> _Goal_
Pictures appear in the records below; write out everything else exactly.
— Start —
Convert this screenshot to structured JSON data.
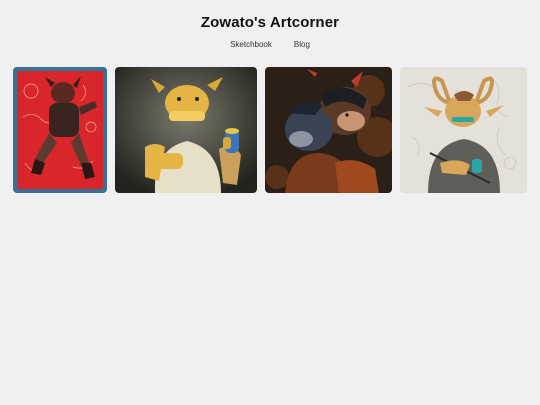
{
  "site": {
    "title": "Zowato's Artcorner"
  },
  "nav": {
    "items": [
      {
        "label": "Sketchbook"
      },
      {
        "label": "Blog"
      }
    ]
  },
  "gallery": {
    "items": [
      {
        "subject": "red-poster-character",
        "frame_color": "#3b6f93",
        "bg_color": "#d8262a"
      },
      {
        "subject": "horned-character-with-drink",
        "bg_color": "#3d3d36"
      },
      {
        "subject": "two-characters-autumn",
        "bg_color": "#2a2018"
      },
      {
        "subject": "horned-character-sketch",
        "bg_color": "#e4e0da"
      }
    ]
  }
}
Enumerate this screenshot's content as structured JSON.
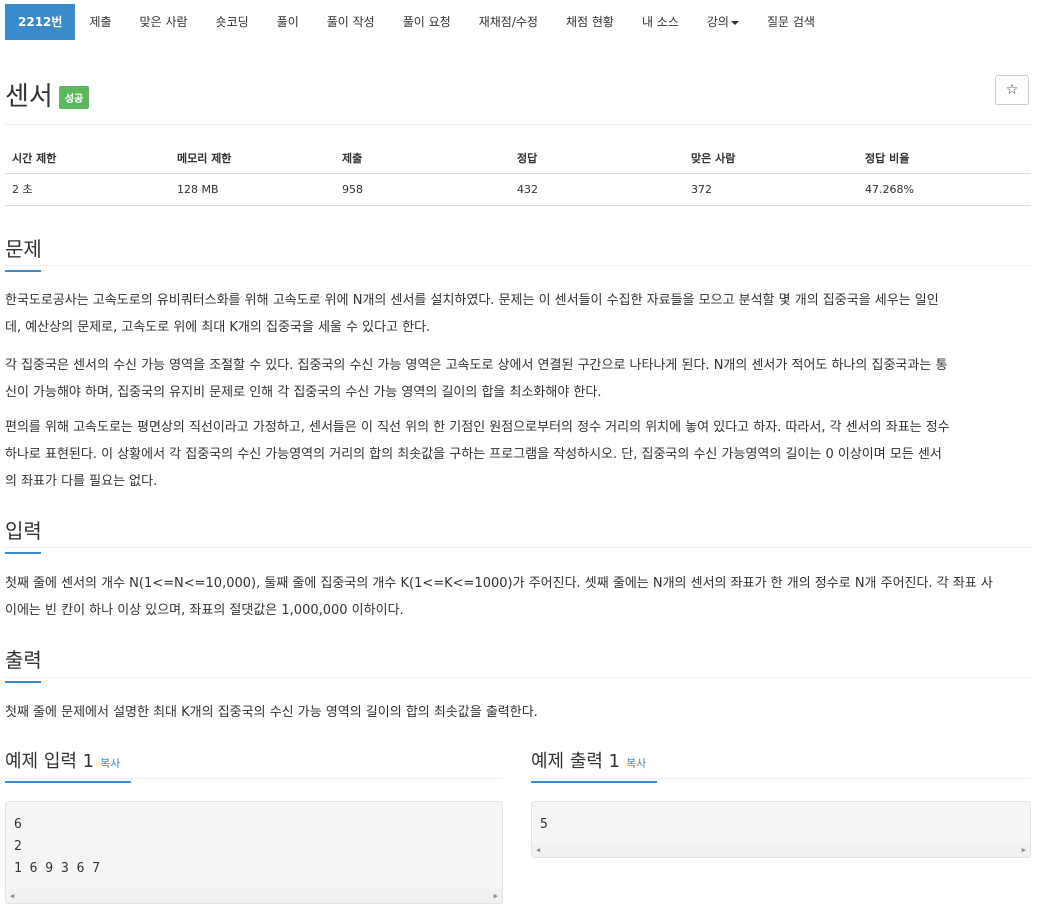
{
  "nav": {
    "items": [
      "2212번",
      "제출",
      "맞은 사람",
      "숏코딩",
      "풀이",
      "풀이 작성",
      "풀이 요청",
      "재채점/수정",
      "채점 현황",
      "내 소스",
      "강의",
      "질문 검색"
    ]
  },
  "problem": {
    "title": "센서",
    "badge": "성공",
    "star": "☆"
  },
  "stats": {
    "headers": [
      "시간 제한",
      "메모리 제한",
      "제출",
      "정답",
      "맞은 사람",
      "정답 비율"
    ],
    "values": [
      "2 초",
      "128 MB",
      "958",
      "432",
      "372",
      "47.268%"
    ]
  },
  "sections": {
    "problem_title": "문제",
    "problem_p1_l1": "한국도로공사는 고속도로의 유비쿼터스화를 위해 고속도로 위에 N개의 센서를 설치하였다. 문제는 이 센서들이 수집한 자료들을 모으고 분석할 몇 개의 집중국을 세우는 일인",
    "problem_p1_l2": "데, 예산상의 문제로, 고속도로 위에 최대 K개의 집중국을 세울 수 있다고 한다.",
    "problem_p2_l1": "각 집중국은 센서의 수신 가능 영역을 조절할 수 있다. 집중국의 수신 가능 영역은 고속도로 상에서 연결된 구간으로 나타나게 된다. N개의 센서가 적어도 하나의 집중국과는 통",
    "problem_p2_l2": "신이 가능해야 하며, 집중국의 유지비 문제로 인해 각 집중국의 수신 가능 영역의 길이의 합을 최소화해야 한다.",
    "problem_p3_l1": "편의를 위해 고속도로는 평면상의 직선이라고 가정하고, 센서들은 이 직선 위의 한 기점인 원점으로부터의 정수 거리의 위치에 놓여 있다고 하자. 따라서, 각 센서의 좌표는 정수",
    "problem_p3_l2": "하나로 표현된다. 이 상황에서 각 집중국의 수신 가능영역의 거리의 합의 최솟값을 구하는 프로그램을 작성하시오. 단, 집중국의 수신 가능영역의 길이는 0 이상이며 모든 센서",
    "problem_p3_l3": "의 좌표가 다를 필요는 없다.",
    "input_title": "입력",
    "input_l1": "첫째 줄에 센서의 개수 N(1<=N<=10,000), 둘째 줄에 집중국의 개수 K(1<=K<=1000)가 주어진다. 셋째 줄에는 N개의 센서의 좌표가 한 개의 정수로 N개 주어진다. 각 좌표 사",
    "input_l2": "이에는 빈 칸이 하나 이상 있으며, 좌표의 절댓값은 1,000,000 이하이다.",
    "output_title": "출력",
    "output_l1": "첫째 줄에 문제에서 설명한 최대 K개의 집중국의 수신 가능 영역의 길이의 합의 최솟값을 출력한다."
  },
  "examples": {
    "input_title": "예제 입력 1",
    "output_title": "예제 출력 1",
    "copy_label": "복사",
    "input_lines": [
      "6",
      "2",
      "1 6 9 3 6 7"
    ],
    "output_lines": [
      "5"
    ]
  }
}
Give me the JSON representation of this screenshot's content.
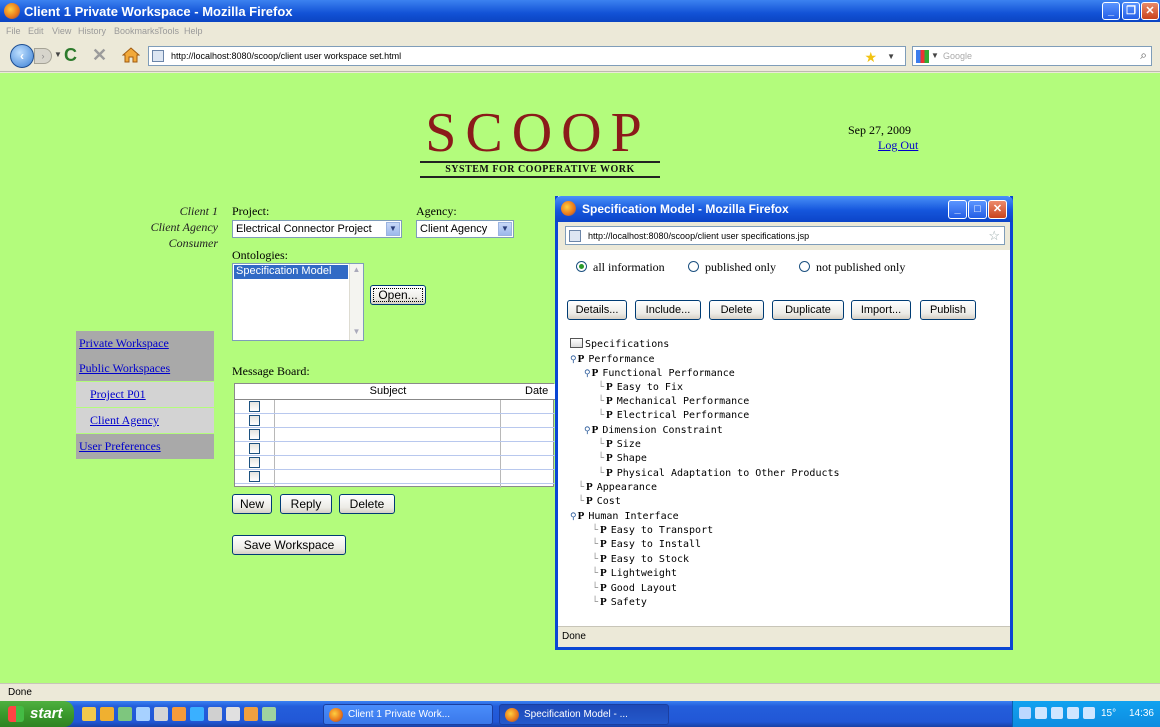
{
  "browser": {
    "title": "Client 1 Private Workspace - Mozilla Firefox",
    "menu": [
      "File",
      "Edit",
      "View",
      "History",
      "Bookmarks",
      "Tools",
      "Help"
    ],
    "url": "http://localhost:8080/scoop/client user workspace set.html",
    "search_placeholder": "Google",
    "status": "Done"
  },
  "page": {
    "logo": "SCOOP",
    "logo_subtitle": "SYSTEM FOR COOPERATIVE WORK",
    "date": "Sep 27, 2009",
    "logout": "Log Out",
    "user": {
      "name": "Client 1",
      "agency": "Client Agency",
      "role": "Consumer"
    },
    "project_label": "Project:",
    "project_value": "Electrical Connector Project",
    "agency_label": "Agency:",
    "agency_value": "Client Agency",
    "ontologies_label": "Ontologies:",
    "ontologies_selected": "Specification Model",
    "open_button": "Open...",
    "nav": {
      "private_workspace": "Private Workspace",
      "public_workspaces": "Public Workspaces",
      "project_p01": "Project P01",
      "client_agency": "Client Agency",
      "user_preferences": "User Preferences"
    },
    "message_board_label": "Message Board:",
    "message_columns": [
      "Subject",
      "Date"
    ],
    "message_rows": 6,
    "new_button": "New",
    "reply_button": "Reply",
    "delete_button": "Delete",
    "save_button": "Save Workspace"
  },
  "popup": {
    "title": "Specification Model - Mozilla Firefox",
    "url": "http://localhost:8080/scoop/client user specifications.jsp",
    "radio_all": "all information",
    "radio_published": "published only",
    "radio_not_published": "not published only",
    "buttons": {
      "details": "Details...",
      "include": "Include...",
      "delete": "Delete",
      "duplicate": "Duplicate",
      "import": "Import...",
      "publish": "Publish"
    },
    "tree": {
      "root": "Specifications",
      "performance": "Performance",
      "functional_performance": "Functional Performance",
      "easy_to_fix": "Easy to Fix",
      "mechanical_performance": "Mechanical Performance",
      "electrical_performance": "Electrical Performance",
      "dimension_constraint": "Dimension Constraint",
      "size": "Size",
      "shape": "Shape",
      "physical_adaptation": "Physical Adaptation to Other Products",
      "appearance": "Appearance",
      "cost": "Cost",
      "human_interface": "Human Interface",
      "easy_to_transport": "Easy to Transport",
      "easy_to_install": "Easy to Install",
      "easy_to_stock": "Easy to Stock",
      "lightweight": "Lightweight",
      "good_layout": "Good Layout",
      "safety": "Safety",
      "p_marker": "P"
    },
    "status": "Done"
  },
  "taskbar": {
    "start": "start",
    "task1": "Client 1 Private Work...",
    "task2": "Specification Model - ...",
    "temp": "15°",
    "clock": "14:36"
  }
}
— End —
> _Task answer_
Convert this screenshot to structured JSON data.
{
  "site": {
    "title": "Zowato's Artcorner"
  },
  "nav": {
    "items": [
      {
        "label": "Sketchbook"
      },
      {
        "label": "Blog"
      }
    ]
  },
  "gallery": {
    "items": [
      {
        "subject": "red-poster-character",
        "frame_color": "#3b6f93",
        "bg_color": "#d8262a"
      },
      {
        "subject": "horned-character-with-drink",
        "bg_color": "#3d3d36"
      },
      {
        "subject": "two-characters-autumn",
        "bg_color": "#2a2018"
      },
      {
        "subject": "horned-character-sketch",
        "bg_color": "#e4e0da"
      }
    ]
  }
}
Enumerate this screenshot's content as structured JSON.
{
  "nav": {
    "items": [
      "2212번",
      "제출",
      "맞은 사람",
      "숏코딩",
      "풀이",
      "풀이 작성",
      "풀이 요청",
      "재채점/수정",
      "채점 현황",
      "내 소스",
      "강의",
      "질문 검색"
    ]
  },
  "problem": {
    "title": "센서",
    "badge": "성공",
    "star": "☆"
  },
  "stats": {
    "headers": [
      "시간 제한",
      "메모리 제한",
      "제출",
      "정답",
      "맞은 사람",
      "정답 비율"
    ],
    "values": [
      "2 초",
      "128 MB",
      "958",
      "432",
      "372",
      "47.268%"
    ]
  },
  "sections": {
    "problem_title": "문제",
    "problem_p1_l1": "한국도로공사는 고속도로의 유비쿼터스화를 위해 고속도로 위에 N개의 센서를 설치하였다. 문제는 이 센서들이 수집한 자료들을 모으고 분석할 몇 개의 집중국을 세우는 일인",
    "problem_p1_l2": "데, 예산상의 문제로, 고속도로 위에 최대 K개의 집중국을 세울 수 있다고 한다.",
    "problem_p2_l1": "각 집중국은 센서의 수신 가능 영역을 조절할 수 있다. 집중국의 수신 가능 영역은 고속도로 상에서 연결된 구간으로 나타나게 된다. N개의 센서가 적어도 하나의 집중국과는 통",
    "problem_p2_l2": "신이 가능해야 하며, 집중국의 유지비 문제로 인해 각 집중국의 수신 가능 영역의 길이의 합을 최소화해야 한다.",
    "problem_p3_l1": "편의를 위해 고속도로는 평면상의 직선이라고 가정하고, 센서들은 이 직선 위의 한 기점인 원점으로부터의 정수 거리의 위치에 놓여 있다고 하자. 따라서, 각 센서의 좌표는 정수",
    "problem_p3_l2": "하나로 표현된다. 이 상황에서 각 집중국의 수신 가능영역의 거리의 합의 최솟값을 구하는 프로그램을 작성하시오. 단, 집중국의 수신 가능영역의 길이는 0 이상이며 모든 센서",
    "problem_p3_l3": "의 좌표가 다를 필요는 없다.",
    "input_title": "입력",
    "input_l1": "첫째 줄에 센서의 개수 N(1<=N<=10,000), 둘째 줄에 집중국의 개수 K(1<=K<=1000)가 주어진다. 셋째 줄에는 N개의 센서의 좌표가 한 개의 정수로 N개 주어진다. 각 좌표 사",
    "input_l2": "이에는 빈 칸이 하나 이상 있으며, 좌표의 절댓값은 1,000,000 이하이다.",
    "output_title": "출력",
    "output_l1": "첫째 줄에 문제에서 설명한 최대 K개의 집중국의 수신 가능 영역의 길이의 합의 최솟값을 출력한다."
  },
  "examples": {
    "input_title": "예제 입력 1",
    "output_title": "예제 출력 1",
    "copy_label": "복사",
    "input_lines": [
      "6",
      "2",
      "1 6 9 3 6 7"
    ],
    "output_lines": [
      "5"
    ]
  }
}
Give me the JSON representation of this screenshot's content.
{
  "browser": {
    "title": "Client 1 Private Workspace - Mozilla Firefox",
    "menu": [
      "File",
      "Edit",
      "View",
      "History",
      "Bookmarks",
      "Tools",
      "Help"
    ],
    "url": "http://localhost:8080/scoop/client user workspace set.html",
    "search_placeholder": "Google",
    "status": "Done"
  },
  "page": {
    "logo": "SCOOP",
    "logo_subtitle": "SYSTEM FOR COOPERATIVE WORK",
    "date": "Sep 27, 2009",
    "logout": "Log Out",
    "user": {
      "name": "Client 1",
      "agency": "Client Agency",
      "role": "Consumer"
    },
    "project_label": "Project:",
    "project_value": "Electrical Connector Project",
    "agency_label": "Agency:",
    "agency_value": "Client Agency",
    "ontologies_label": "Ontologies:",
    "ontologies_selected": "Specification Model",
    "open_button": "Open...",
    "nav": {
      "private_workspace": "Private Workspace",
      "public_workspaces": "Public Workspaces",
      "project_p01": "Project P01",
      "client_agency": "Client Agency",
      "user_preferences": "User Preferences"
    },
    "message_board_label": "Message Board:",
    "message_columns": [
      "Subject",
      "Date"
    ],
    "message_rows": 6,
    "new_button": "New",
    "reply_button": "Reply",
    "delete_button": "Delete",
    "save_button": "Save Workspace"
  },
  "popup": {
    "title": "Specification Model - Mozilla Firefox",
    "url": "http://localhost:8080/scoop/client user specifications.jsp",
    "radio_all": "all information",
    "radio_published": "published only",
    "radio_not_published": "not published only",
    "buttons": {
      "details": "Details...",
      "include": "Include...",
      "delete": "Delete",
      "duplicate": "Duplicate",
      "import": "Import...",
      "publish": "Publish"
    },
    "tree": {
      "root": "Specifications",
      "performance": "Performance",
      "functional_performance": "Functional Performance",
      "easy_to_fix": "Easy to Fix",
      "mechanical_performance": "Mechanical Performance",
      "electrical_performance": "Electrical Performance",
      "dimension_constraint": "Dimension Constraint",
      "size": "Size",
      "shape": "Shape",
      "physical_adaptation": "Physical Adaptation to Other Products",
      "appearance": "Appearance",
      "cost": "Cost",
      "human_interface": "Human Interface",
      "easy_to_transport": "Easy to Transport",
      "easy_to_install": "Easy to Install",
      "easy_to_stock": "Easy to Stock",
      "lightweight": "Lightweight",
      "good_layout": "Good Layout",
      "safety": "Safety",
      "p_marker": "P"
    },
    "status": "Done"
  },
  "taskbar": {
    "start": "start",
    "task1": "Client 1 Private Work...",
    "task2": "Specification Model - ...",
    "temp": "15°",
    "clock": "14:36"
  }
}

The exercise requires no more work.